» EXERCISE DESCRIPTION: Repeat each line of the material exactly.

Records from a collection
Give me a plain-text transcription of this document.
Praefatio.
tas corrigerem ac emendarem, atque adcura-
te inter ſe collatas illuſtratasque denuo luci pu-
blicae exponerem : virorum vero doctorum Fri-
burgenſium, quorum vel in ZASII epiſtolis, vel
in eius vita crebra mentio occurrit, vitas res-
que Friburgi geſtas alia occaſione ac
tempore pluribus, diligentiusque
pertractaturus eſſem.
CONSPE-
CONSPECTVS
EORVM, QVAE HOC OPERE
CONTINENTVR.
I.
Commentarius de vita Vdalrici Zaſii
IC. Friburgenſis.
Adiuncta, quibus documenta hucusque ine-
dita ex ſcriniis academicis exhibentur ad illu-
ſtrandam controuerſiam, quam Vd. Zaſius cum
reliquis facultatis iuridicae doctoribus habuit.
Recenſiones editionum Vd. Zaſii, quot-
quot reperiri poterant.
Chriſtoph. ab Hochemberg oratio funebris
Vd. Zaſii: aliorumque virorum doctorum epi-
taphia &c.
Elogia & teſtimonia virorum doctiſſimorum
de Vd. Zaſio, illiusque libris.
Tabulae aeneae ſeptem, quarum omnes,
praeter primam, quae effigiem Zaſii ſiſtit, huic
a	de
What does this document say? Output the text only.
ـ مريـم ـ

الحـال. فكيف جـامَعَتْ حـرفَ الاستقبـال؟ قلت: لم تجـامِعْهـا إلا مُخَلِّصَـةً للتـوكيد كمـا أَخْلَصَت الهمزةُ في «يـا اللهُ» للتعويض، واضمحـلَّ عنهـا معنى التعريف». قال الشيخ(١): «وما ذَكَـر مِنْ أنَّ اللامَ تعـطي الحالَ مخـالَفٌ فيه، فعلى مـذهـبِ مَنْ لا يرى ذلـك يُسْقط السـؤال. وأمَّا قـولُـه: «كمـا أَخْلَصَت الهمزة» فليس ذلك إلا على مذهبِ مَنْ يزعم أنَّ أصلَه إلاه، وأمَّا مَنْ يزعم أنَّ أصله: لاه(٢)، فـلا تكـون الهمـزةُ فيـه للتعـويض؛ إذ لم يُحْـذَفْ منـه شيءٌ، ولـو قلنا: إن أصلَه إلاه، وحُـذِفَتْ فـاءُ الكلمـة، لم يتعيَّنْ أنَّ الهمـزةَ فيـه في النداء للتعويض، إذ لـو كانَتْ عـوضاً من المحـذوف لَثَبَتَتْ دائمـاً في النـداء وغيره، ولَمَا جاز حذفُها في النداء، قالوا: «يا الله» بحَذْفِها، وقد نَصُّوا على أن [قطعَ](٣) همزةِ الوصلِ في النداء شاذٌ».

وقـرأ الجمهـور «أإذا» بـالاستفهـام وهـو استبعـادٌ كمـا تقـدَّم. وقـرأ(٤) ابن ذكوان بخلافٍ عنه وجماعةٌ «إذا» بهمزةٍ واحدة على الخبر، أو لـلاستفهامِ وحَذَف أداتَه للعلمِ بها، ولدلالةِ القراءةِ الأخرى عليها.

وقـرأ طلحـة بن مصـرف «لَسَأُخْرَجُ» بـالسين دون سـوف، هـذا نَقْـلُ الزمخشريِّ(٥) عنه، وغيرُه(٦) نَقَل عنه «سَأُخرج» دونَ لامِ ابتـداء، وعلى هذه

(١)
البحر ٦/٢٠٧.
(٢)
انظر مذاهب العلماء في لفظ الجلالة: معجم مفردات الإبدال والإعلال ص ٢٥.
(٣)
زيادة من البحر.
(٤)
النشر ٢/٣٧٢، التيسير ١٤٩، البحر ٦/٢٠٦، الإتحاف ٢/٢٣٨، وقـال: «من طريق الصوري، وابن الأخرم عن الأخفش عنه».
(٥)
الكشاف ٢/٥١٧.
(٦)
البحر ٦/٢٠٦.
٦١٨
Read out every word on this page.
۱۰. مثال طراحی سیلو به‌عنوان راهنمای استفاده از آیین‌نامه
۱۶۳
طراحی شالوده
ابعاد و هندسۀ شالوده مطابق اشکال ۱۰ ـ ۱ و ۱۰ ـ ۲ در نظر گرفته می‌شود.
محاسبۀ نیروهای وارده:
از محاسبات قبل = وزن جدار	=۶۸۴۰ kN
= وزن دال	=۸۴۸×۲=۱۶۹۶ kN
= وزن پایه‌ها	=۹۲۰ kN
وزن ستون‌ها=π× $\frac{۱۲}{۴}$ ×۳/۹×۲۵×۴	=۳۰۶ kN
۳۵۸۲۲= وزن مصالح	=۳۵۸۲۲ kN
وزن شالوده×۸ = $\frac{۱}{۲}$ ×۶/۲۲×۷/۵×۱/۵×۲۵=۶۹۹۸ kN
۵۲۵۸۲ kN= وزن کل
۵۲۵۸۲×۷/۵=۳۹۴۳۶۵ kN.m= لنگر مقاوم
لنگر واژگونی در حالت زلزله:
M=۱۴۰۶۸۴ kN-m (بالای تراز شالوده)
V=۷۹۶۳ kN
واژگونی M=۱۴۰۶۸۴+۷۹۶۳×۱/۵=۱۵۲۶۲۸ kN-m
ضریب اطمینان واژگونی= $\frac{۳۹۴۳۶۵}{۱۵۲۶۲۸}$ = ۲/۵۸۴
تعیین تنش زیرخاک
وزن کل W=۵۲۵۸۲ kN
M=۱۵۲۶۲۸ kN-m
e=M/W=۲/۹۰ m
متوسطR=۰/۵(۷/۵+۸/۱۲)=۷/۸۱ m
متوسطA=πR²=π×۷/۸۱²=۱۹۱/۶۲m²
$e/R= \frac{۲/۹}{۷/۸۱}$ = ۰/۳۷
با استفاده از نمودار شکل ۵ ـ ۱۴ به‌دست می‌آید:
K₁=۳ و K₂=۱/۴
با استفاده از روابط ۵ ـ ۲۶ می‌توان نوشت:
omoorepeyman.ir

» ANSWER TO THIS EXERCISE:
Give me a plain-text transcription of this document.
Praefatio.
tas corrigerem ac emendarem, atque adcura-
te inter ſe collatas illuſtratasque denuo luci pu-
blicae exponerem : virorum vero doctorum Fri-
burgenſium, quorum vel in ZASII epiſtolis, vel
in eius vita crebra mentio occurrit, vitas res-
que Friburgi geſtas alia occaſione ac
tempore pluribus, diligentiusque
pertractaturus eſſem.
CONSPE-
CONSPECTVS
EORVM, QVAE HOC OPERE
CONTINENTVR.
I.
Commentarius de vita Vdalrici Zaſii
IC. Friburgenſis.
Adiuncta, quibus documenta hucusque ine-
dita ex ſcriniis academicis exhibentur ad illu-
ſtrandam controuerſiam, quam Vd. Zaſius cum
reliquis facultatis iuridicae doctoribus habuit.
Recenſiones editionum Vd. Zaſii, quot-
quot reperiri poterant.
Chriſtoph. ab Hochemberg oratio funebris
Vd. Zaſii: aliorumque virorum doctorum epi-
taphia &c.
Elogia & teſtimonia virorum doctiſſimorum
de Vd. Zaſio, illiusque libris.
Tabulae aeneae ſeptem, quarum omnes,
praeter primam, quae effigiem Zaſii ſiſtit, huic
a	de
What does this document say? Output the text only.
ـ مريـم ـ

الحـال. فكيف جـامَعَتْ حـرفَ الاستقبـال؟ قلت: لم تجـامِعْهـا إلا مُخَلِّصَـةً للتـوكيد كمـا أَخْلَصَت الهمزةُ في «يـا اللهُ» للتعويض، واضمحـلَّ عنهـا معنى التعريف». قال الشيخ(١): «وما ذَكَـر مِنْ أنَّ اللامَ تعـطي الحالَ مخـالَفٌ فيه، فعلى مـذهـبِ مَنْ لا يرى ذلـك يُسْقط السـؤال. وأمَّا قـولُـه: «كمـا أَخْلَصَت الهمزة» فليس ذلك إلا على مذهبِ مَنْ يزعم أنَّ أصلَه إلاه، وأمَّا مَنْ يزعم أنَّ أصله: لاه(٢)، فـلا تكـون الهمـزةُ فيـه للتعـويض؛ إذ لم يُحْـذَفْ منـه شيءٌ، ولـو قلنا: إن أصلَه إلاه، وحُـذِفَتْ فـاءُ الكلمـة، لم يتعيَّنْ أنَّ الهمـزةَ فيـه في النداء للتعويض، إذ لـو كانَتْ عـوضاً من المحـذوف لَثَبَتَتْ دائمـاً في النـداء وغيره، ولَمَا جاز حذفُها في النداء، قالوا: «يا الله» بحَذْفِها، وقد نَصُّوا على أن [قطعَ](٣) همزةِ الوصلِ في النداء شاذٌ».

وقـرأ الجمهـور «أإذا» بـالاستفهـام وهـو استبعـادٌ كمـا تقـدَّم. وقـرأ(٤) ابن ذكوان بخلافٍ عنه وجماعةٌ «إذا» بهمزةٍ واحدة على الخبر، أو لـلاستفهامِ وحَذَف أداتَه للعلمِ بها، ولدلالةِ القراءةِ الأخرى عليها.

وقـرأ طلحـة بن مصـرف «لَسَأُخْرَجُ» بـالسين دون سـوف، هـذا نَقْـلُ الزمخشريِّ(٥) عنه، وغيرُه(٦) نَقَل عنه «سَأُخرج» دونَ لامِ ابتـداء، وعلى هذه

(١)
البحر ٦/٢٠٧.
(٢)
انظر مذاهب العلماء في لفظ الجلالة: معجم مفردات الإبدال والإعلال ص ٢٥.
(٣)
زيادة من البحر.
(٤)
النشر ٢/٣٧٢، التيسير ١٤٩، البحر ٦/٢٠٦، الإتحاف ٢/٢٣٨، وقـال: «من طريق الصوري، وابن الأخرم عن الأخفش عنه».
(٥)
الكشاف ٢/٥١٧.
(٦)
البحر ٦/٢٠٦.
٦١٨
Read out every word on this page.
۱۰. مثال طراحی سیلو به‌عنوان راهنمای استفاده از آیین‌نامه
۱۶۳
طراحی شالوده
ابعاد و هندسۀ شالوده مطابق اشکال ۱۰ ـ ۱ و ۱۰ ـ ۲ در نظر گرفته می‌شود.
محاسبۀ نیروهای وارده:
از محاسبات قبل = وزن جدار	=۶۸۴۰ kN
= وزن دال	=۸۴۸×۲=۱۶۹۶ kN
= وزن پایه‌ها	=۹۲۰ kN
وزن ستون‌ها=π× $\frac{۱۲}{۴}$ ×۳/۹×۲۵×۴	=۳۰۶ kN
۳۵۸۲۲= وزن مصالح	=۳۵۸۲۲ kN
وزن شالوده×۸ = $\frac{۱}{۲}$ ×۶/۲۲×۷/۵×۱/۵×۲۵=۶۹۹۸ kN
۵۲۵۸۲ kN= وزن کل
۵۲۵۸۲×۷/۵=۳۹۴۳۶۵ kN.m= لنگر مقاوم
لنگر واژگونی در حالت زلزله:
M=۱۴۰۶۸۴ kN-m (بالای تراز شالوده)
V=۷۹۶۳ kN
واژگونی M=۱۴۰۶۸۴+۷۹۶۳×۱/۵=۱۵۲۶۲۸ kN-m
ضریب اطمینان واژگونی= $\frac{۳۹۴۳۶۵}{۱۵۲۶۲۸}$ = ۲/۵۸۴
تعیین تنش زیرخاک
وزن کل W=۵۲۵۸۲ kN
M=۱۵۲۶۲۸ kN-m
e=M/W=۲/۹۰ m
متوسطR=۰/۵(۷/۵+۸/۱۲)=۷/۸۱ m
متوسطA=πR²=π×۷/۸۱²=۱۹۱/۶۲m²
$e/R= \frac{۲/۹}{۷/۸۱}$ = ۰/۳۷
با استفاده از نمودار شکل ۵ ـ ۱۴ به‌دست می‌آید:
K₁=۳ و K₂=۱/۴
با استفاده از روابط ۵ ـ ۲۶ می‌توان نوشت:
omoorepeyman.ir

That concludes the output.